Extracted records

begin

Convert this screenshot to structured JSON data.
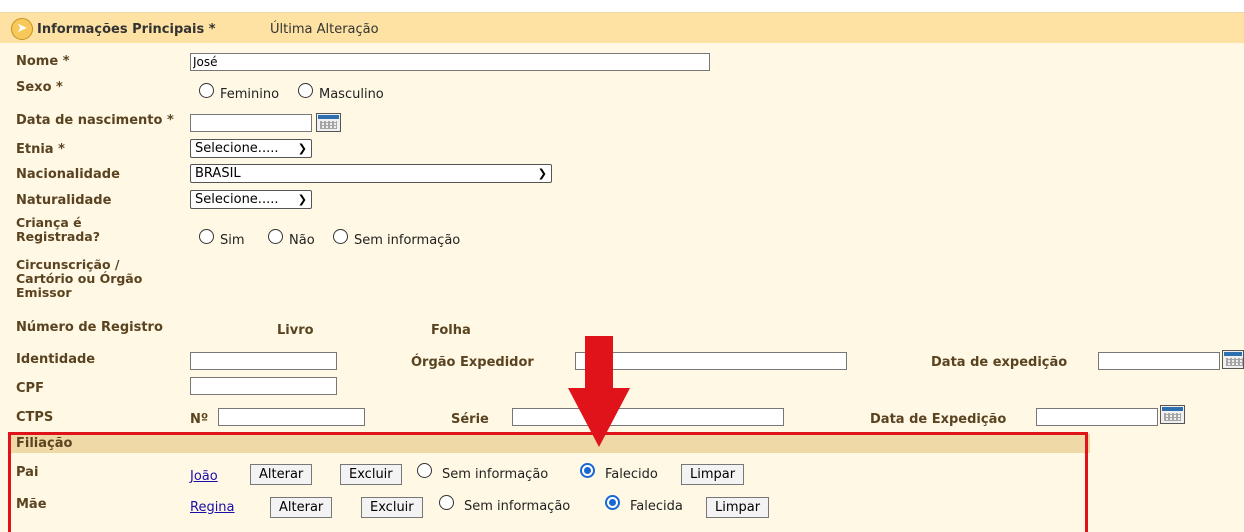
{
  "header": {
    "title": "Informações Principais *",
    "last_change": "Última Alteração"
  },
  "fields": {
    "nome": {
      "label": "Nome *",
      "value": "José"
    },
    "sexo": {
      "label": "Sexo *",
      "options": [
        "Feminino",
        "Masculino"
      ]
    },
    "data_nascimento": {
      "label": "Data de nascimento *",
      "value": ""
    },
    "etnia": {
      "label": "Etnia *",
      "selected": "Selecione....."
    },
    "nacionalidade": {
      "label": "Nacionalidade",
      "selected": "BRASIL"
    },
    "naturalidade": {
      "label": "Naturalidade",
      "selected": "Selecione....."
    },
    "crianca_registrada": {
      "label_line1": "Criança é",
      "label_line2": "Registrada?",
      "options": [
        "Sim",
        "Não",
        "Sem informação"
      ]
    },
    "circunscricao": {
      "line1": "Circunscrição /",
      "line2": "Cartório ou Órgão",
      "line3": "Emissor"
    },
    "numero_registro": {
      "label": "Número de Registro",
      "livro": "Livro",
      "folha": "Folha"
    },
    "identidade": {
      "label": "Identidade",
      "orgao_expedidor": "Órgão Expedidor",
      "data_expedicao": "Data de expedição"
    },
    "cpf": {
      "label": "CPF"
    },
    "ctps": {
      "label": "CTPS",
      "numero": "Nº",
      "serie": "Série",
      "data_expedicao": "Data de Expedição"
    }
  },
  "filiacao": {
    "title": "Filiação",
    "pai": {
      "label": "Pai",
      "name": "João",
      "alterar": "Alterar",
      "excluir": "Excluir",
      "sem_info": "Sem informação",
      "falecido": "Falecido",
      "limpar": "Limpar"
    },
    "mae": {
      "label": "Mãe",
      "name": "Regina",
      "alterar": "Alterar",
      "excluir": "Excluir",
      "sem_info": "Sem informação",
      "falecido": "Falecida",
      "limpar": "Limpar"
    }
  },
  "colors": {
    "background": "#fff8e4",
    "header": "#fde2a3",
    "label": "#5a4320",
    "highlight": "#e0131b",
    "radio_checked": "#1967d2"
  }
}
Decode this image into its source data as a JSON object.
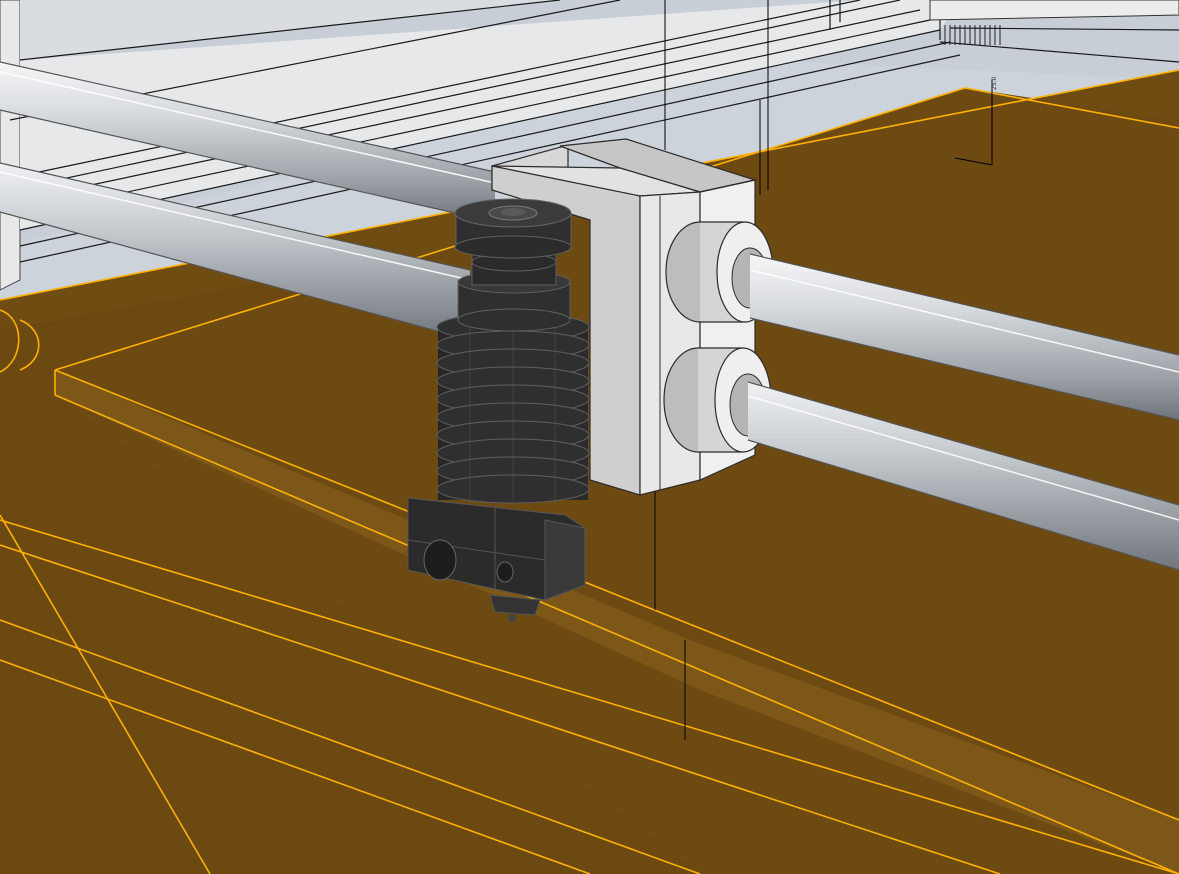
{
  "viewport": {
    "kind": "3d-cad-perspective-view",
    "background": "#cdd3da",
    "grid_color": "#a9b2bc",
    "selection_color": "#ffb000",
    "selected_fill": "#6b4910",
    "dimension_text": "25.0"
  },
  "scene": {
    "objects": [
      {
        "name": "print-bed",
        "selected": true
      },
      {
        "name": "carriage-block",
        "selected": false
      },
      {
        "name": "hotend-heatsink",
        "selected": false
      },
      {
        "name": "heater-block",
        "selected": false
      },
      {
        "name": "x-axis-rods",
        "selected": false
      },
      {
        "name": "frame-rails",
        "selected": false
      }
    ],
    "colors": {
      "rod_light": "#f4f5f6",
      "rod_mid": "#b9bec4",
      "rod_dark": "#6e747a",
      "block_light": "#e4e4e4",
      "block_dark": "#bcbcbc",
      "hotend": "#2d2d2d",
      "hotend_edge": "#5a5a5a"
    }
  }
}
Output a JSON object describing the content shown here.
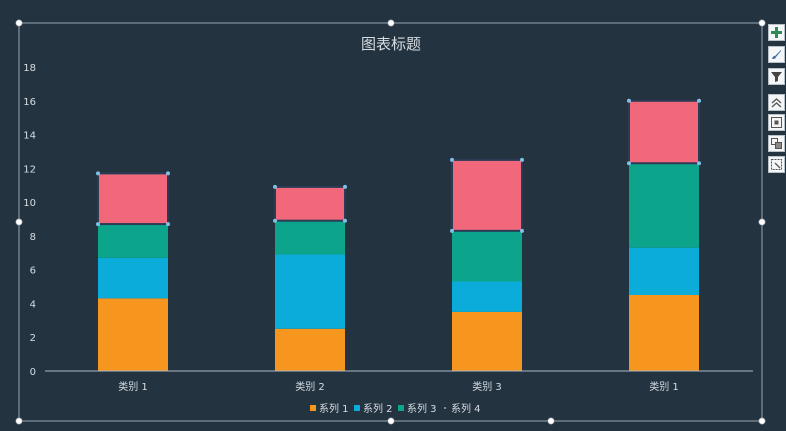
{
  "chart_data": {
    "type": "bar",
    "stacked": true,
    "title": "图表标题",
    "categories": [
      "类别 1",
      "类别 2",
      "类别 3",
      "类别 1"
    ],
    "series": [
      {
        "name": "系列 1",
        "color": "#F7961E",
        "values": [
          4.3,
          2.5,
          3.5,
          4.5
        ]
      },
      {
        "name": "系列 2",
        "color": "#0BACD9",
        "values": [
          2.4,
          4.4,
          1.8,
          2.8
        ]
      },
      {
        "name": "系列 3",
        "color": "#0CA58C",
        "values": [
          2.0,
          2.0,
          3.0,
          5.0
        ]
      },
      {
        "name": "系列 4",
        "color": "#F0687A",
        "values": [
          3.0,
          2.0,
          4.2,
          3.7
        ]
      }
    ],
    "ylim": [
      0,
      18
    ],
    "yticks": [
      0,
      2,
      4,
      6,
      8,
      10,
      12,
      14,
      16,
      18
    ],
    "grid": false,
    "legend": "bottom",
    "selected_series": "系列 4"
  },
  "style": {
    "background": "#233340",
    "text_color": "#D6DDE3",
    "axis_color": "#AEB9C3",
    "selection_color": "#7FC1E6",
    "frame_color": "#9AA7B3"
  },
  "toolbar": {
    "icons": [
      {
        "name": "chart-elements-plus-icon"
      },
      {
        "name": "chart-styles-brush-icon"
      },
      {
        "name": "chart-filters-funnel-icon"
      },
      {
        "name": "bring-forward-icon"
      },
      {
        "name": "group-objects-icon"
      },
      {
        "name": "arrange-layers-icon"
      },
      {
        "name": "crop-select-icon"
      }
    ]
  }
}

end

▸ The task:
Copy every entry exactly as written. Pictures are excluded.

▸ Solution to the problem:
Convert this screenshot to structured JSON data.
{
  "header": {
    "title": "Informações Principais *",
    "last_change": "Última Alteração"
  },
  "fields": {
    "nome": {
      "label": "Nome *",
      "value": "José"
    },
    "sexo": {
      "label": "Sexo *",
      "options": [
        "Feminino",
        "Masculino"
      ]
    },
    "data_nascimento": {
      "label": "Data de nascimento *",
      "value": ""
    },
    "etnia": {
      "label": "Etnia *",
      "selected": "Selecione....."
    },
    "nacionalidade": {
      "label": "Nacionalidade",
      "selected": "BRASIL"
    },
    "naturalidade": {
      "label": "Naturalidade",
      "selected": "Selecione....."
    },
    "crianca_registrada": {
      "label_line1": "Criança é",
      "label_line2": "Registrada?",
      "options": [
        "Sim",
        "Não",
        "Sem informação"
      ]
    },
    "circunscricao": {
      "line1": "Circunscrição /",
      "line2": "Cartório ou Órgão",
      "line3": "Emissor"
    },
    "numero_registro": {
      "label": "Número de Registro",
      "livro": "Livro",
      "folha": "Folha"
    },
    "identidade": {
      "label": "Identidade",
      "orgao_expedidor": "Órgão Expedidor",
      "data_expedicao": "Data de expedição"
    },
    "cpf": {
      "label": "CPF"
    },
    "ctps": {
      "label": "CTPS",
      "numero": "Nº",
      "serie": "Série",
      "data_expedicao": "Data de Expedição"
    }
  },
  "filiacao": {
    "title": "Filiação",
    "pai": {
      "label": "Pai",
      "name": "João",
      "alterar": "Alterar",
      "excluir": "Excluir",
      "sem_info": "Sem informação",
      "falecido": "Falecido",
      "limpar": "Limpar"
    },
    "mae": {
      "label": "Mãe",
      "name": "Regina",
      "alterar": "Alterar",
      "excluir": "Excluir",
      "sem_info": "Sem informação",
      "falecido": "Falecida",
      "limpar": "Limpar"
    }
  },
  "colors": {
    "background": "#fff8e4",
    "header": "#fde2a3",
    "label": "#5a4320",
    "highlight": "#e0131b",
    "radio_checked": "#1967d2"
  }
}
Decode this image into its source data as a JSON object.
{
  "viewport": {
    "kind": "3d-cad-perspective-view",
    "background": "#cdd3da",
    "grid_color": "#a9b2bc",
    "selection_color": "#ffb000",
    "selected_fill": "#6b4910",
    "dimension_text": "25.0"
  },
  "scene": {
    "objects": [
      {
        "name": "print-bed",
        "selected": true
      },
      {
        "name": "carriage-block",
        "selected": false
      },
      {
        "name": "hotend-heatsink",
        "selected": false
      },
      {
        "name": "heater-block",
        "selected": false
      },
      {
        "name": "x-axis-rods",
        "selected": false
      },
      {
        "name": "frame-rails",
        "selected": false
      }
    ],
    "colors": {
      "rod_light": "#f4f5f6",
      "rod_mid": "#b9bec4",
      "rod_dark": "#6e747a",
      "block_light": "#e4e4e4",
      "block_dark": "#bcbcbc",
      "hotend": "#2d2d2d",
      "hotend_edge": "#5a5a5a"
    }
  }
}
Output a JSON object describing the content shown here.
{
  "chart_data": {
    "type": "bar",
    "stacked": true,
    "title": "图表标题",
    "categories": [
      "类别 1",
      "类别 2",
      "类别 3",
      "类别 1"
    ],
    "series": [
      {
        "name": "系列 1",
        "color": "#F7961E",
        "values": [
          4.3,
          2.5,
          3.5,
          4.5
        ]
      },
      {
        "name": "系列 2",
        "color": "#0BACD9",
        "values": [
          2.4,
          4.4,
          1.8,
          2.8
        ]
      },
      {
        "name": "系列 3",
        "color": "#0CA58C",
        "values": [
          2.0,
          2.0,
          3.0,
          5.0
        ]
      },
      {
        "name": "系列 4",
        "color": "#F0687A",
        "values": [
          3.0,
          2.0,
          4.2,
          3.7
        ]
      }
    ],
    "ylim": [
      0,
      18
    ],
    "yticks": [
      0,
      2,
      4,
      6,
      8,
      10,
      12,
      14,
      16,
      18
    ],
    "grid": false,
    "legend": "bottom",
    "selected_series": "系列 4"
  },
  "style": {
    "background": "#233340",
    "text_color": "#D6DDE3",
    "axis_color": "#AEB9C3",
    "selection_color": "#7FC1E6",
    "frame_color": "#9AA7B3"
  },
  "toolbar": {
    "icons": [
      {
        "name": "chart-elements-plus-icon"
      },
      {
        "name": "chart-styles-brush-icon"
      },
      {
        "name": "chart-filters-funnel-icon"
      },
      {
        "name": "bring-forward-icon"
      },
      {
        "name": "group-objects-icon"
      },
      {
        "name": "arrange-layers-icon"
      },
      {
        "name": "crop-select-icon"
      }
    ]
  }
}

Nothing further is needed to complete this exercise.